» **INSTRUCTION**
Search the records for "window". Copy every line where it appears.

» **STORED RECORDS**
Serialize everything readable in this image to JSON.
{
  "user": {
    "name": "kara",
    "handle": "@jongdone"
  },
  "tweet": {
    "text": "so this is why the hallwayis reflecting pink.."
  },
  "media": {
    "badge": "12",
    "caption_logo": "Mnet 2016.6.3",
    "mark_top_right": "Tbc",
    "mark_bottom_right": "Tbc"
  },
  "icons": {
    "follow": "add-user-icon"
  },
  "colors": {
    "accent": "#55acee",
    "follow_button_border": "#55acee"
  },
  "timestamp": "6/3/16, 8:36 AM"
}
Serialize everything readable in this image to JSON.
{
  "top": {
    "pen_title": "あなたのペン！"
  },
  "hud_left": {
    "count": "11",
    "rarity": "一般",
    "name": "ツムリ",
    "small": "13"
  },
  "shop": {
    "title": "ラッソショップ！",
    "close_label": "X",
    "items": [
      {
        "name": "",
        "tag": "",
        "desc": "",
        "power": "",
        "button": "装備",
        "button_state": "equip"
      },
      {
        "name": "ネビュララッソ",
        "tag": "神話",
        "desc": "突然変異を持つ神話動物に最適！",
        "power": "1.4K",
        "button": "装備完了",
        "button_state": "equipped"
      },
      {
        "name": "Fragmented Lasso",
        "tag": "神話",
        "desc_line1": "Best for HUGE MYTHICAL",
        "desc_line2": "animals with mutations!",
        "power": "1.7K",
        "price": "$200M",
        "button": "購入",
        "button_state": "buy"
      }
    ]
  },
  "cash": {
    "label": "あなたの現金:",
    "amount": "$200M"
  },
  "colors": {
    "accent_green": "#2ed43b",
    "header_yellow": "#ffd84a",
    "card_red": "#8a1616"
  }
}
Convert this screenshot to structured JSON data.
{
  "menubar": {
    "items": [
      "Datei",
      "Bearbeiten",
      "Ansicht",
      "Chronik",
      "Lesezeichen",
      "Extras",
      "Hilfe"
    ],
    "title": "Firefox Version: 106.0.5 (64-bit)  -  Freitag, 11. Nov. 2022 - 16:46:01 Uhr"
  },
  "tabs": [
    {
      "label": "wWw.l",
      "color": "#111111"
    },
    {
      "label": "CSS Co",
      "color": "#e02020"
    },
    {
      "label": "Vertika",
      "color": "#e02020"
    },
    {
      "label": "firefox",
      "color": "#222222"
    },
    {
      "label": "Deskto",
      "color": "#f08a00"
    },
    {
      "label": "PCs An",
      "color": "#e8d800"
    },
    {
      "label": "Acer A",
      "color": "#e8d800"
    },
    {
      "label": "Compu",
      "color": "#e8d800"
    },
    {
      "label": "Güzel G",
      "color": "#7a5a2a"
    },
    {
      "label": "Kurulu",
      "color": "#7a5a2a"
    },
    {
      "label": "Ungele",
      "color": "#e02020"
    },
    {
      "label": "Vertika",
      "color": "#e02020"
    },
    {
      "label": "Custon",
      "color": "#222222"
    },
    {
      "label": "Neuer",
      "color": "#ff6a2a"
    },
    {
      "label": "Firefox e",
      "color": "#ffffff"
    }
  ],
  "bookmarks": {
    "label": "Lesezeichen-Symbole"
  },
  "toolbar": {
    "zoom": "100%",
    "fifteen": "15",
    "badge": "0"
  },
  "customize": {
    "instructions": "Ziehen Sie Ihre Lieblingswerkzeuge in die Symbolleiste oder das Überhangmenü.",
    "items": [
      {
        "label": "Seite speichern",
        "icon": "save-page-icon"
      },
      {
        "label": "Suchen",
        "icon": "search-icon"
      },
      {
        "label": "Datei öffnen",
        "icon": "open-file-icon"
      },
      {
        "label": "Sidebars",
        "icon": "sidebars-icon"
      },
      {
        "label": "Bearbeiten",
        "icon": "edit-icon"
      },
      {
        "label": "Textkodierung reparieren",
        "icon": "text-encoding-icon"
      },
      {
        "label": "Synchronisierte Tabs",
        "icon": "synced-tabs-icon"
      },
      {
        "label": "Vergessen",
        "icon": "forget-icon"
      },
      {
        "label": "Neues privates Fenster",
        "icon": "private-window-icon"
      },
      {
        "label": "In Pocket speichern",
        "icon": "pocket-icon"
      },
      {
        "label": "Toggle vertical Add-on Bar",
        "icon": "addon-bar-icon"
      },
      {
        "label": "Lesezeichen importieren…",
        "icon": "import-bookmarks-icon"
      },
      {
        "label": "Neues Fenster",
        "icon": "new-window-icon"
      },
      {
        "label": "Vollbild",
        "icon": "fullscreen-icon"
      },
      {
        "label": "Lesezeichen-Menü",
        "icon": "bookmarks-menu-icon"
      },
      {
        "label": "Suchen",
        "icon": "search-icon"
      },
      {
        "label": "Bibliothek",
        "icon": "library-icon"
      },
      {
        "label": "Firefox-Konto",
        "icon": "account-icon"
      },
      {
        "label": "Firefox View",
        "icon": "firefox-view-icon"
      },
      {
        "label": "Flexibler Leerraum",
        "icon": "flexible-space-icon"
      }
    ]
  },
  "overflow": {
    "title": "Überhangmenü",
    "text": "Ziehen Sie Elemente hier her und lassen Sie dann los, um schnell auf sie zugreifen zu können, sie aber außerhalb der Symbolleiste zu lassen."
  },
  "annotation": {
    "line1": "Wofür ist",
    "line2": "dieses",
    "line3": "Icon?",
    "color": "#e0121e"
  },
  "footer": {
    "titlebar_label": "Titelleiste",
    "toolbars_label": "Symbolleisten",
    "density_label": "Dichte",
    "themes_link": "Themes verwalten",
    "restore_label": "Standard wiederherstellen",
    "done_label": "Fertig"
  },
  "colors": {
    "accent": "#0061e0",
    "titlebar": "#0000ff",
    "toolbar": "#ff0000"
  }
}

---

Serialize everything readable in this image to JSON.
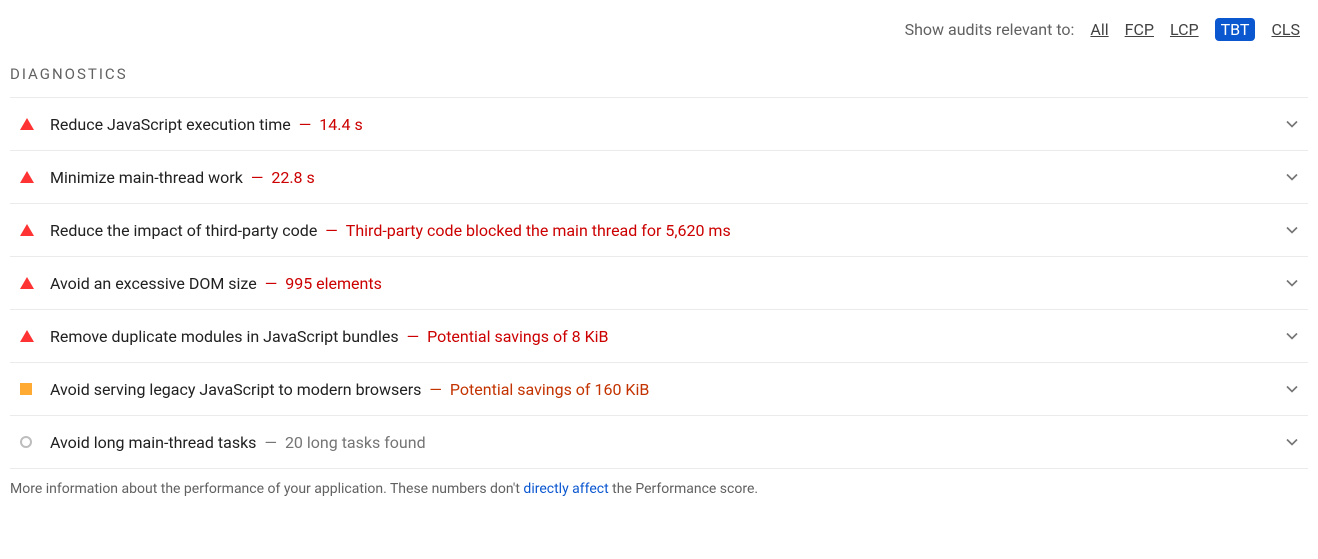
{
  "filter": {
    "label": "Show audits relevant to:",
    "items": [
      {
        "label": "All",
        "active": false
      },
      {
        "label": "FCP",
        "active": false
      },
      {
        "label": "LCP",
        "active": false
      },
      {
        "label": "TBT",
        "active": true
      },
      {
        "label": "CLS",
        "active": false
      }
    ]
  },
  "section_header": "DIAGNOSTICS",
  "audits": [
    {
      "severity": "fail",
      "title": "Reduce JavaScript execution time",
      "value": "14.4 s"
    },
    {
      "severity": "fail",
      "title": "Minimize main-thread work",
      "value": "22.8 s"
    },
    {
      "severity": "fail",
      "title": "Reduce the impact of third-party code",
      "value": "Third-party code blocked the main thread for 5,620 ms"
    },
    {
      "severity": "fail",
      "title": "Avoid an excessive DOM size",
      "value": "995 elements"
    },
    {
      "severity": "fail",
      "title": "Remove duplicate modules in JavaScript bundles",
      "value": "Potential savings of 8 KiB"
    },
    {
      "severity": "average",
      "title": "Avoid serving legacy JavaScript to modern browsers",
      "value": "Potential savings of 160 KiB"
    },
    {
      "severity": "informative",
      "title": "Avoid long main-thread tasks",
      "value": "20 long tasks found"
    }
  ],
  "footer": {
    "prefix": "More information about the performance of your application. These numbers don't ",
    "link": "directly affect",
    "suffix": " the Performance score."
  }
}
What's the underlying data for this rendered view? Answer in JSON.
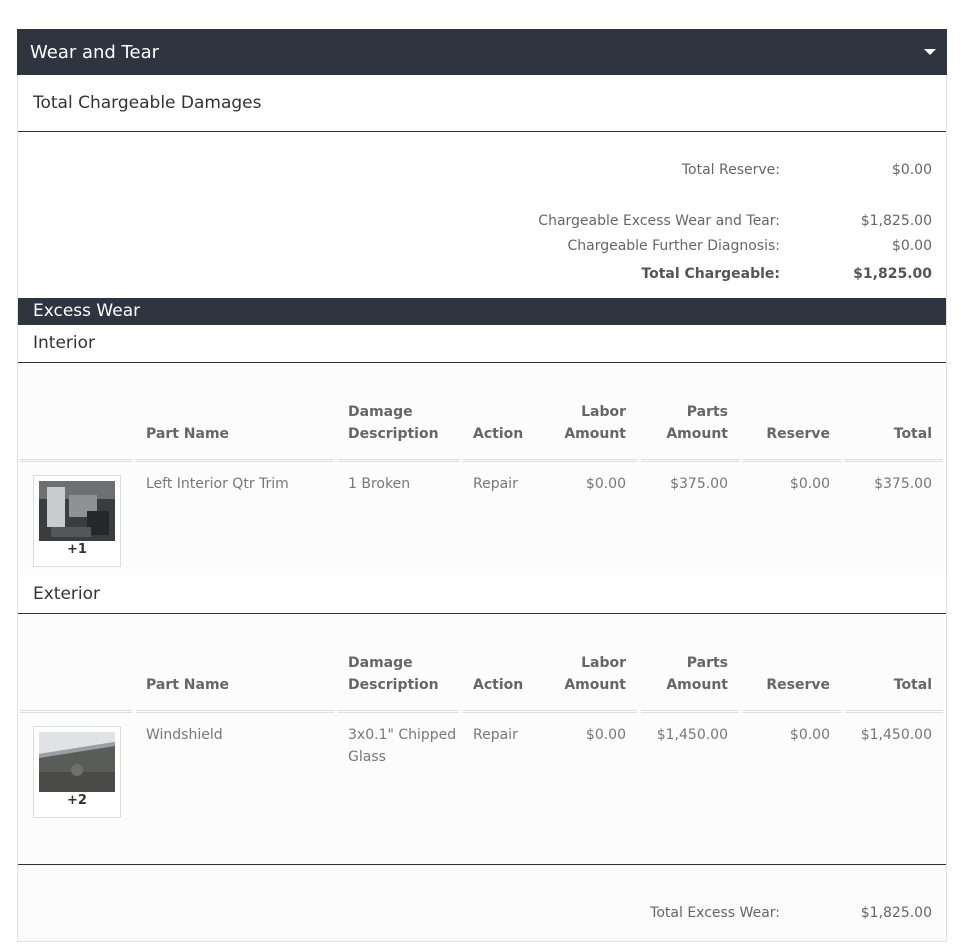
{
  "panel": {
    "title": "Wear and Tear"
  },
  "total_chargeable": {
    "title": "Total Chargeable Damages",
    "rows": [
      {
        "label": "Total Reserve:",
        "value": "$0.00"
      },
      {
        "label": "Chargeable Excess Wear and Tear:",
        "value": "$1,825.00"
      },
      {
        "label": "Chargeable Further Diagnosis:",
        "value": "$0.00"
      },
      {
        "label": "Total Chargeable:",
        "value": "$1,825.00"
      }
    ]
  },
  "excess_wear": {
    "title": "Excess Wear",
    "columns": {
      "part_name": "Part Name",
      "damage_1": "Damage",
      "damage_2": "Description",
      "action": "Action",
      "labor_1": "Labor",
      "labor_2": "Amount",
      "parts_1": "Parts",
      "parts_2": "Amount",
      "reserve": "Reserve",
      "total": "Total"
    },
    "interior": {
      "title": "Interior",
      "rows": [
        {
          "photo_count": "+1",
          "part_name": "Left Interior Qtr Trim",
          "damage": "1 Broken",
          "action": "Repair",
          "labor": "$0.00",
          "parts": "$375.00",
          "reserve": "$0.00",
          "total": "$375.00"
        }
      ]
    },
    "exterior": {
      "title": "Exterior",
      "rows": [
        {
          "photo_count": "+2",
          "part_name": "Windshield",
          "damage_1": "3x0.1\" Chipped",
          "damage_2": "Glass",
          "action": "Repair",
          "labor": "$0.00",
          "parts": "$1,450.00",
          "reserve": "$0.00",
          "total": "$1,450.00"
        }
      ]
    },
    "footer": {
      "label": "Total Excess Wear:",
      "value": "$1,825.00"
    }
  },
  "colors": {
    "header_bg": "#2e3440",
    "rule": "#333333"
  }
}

» **FULL OUTPUT**
        "icon": "private-window-icon"
        "icon": "new-window-icon"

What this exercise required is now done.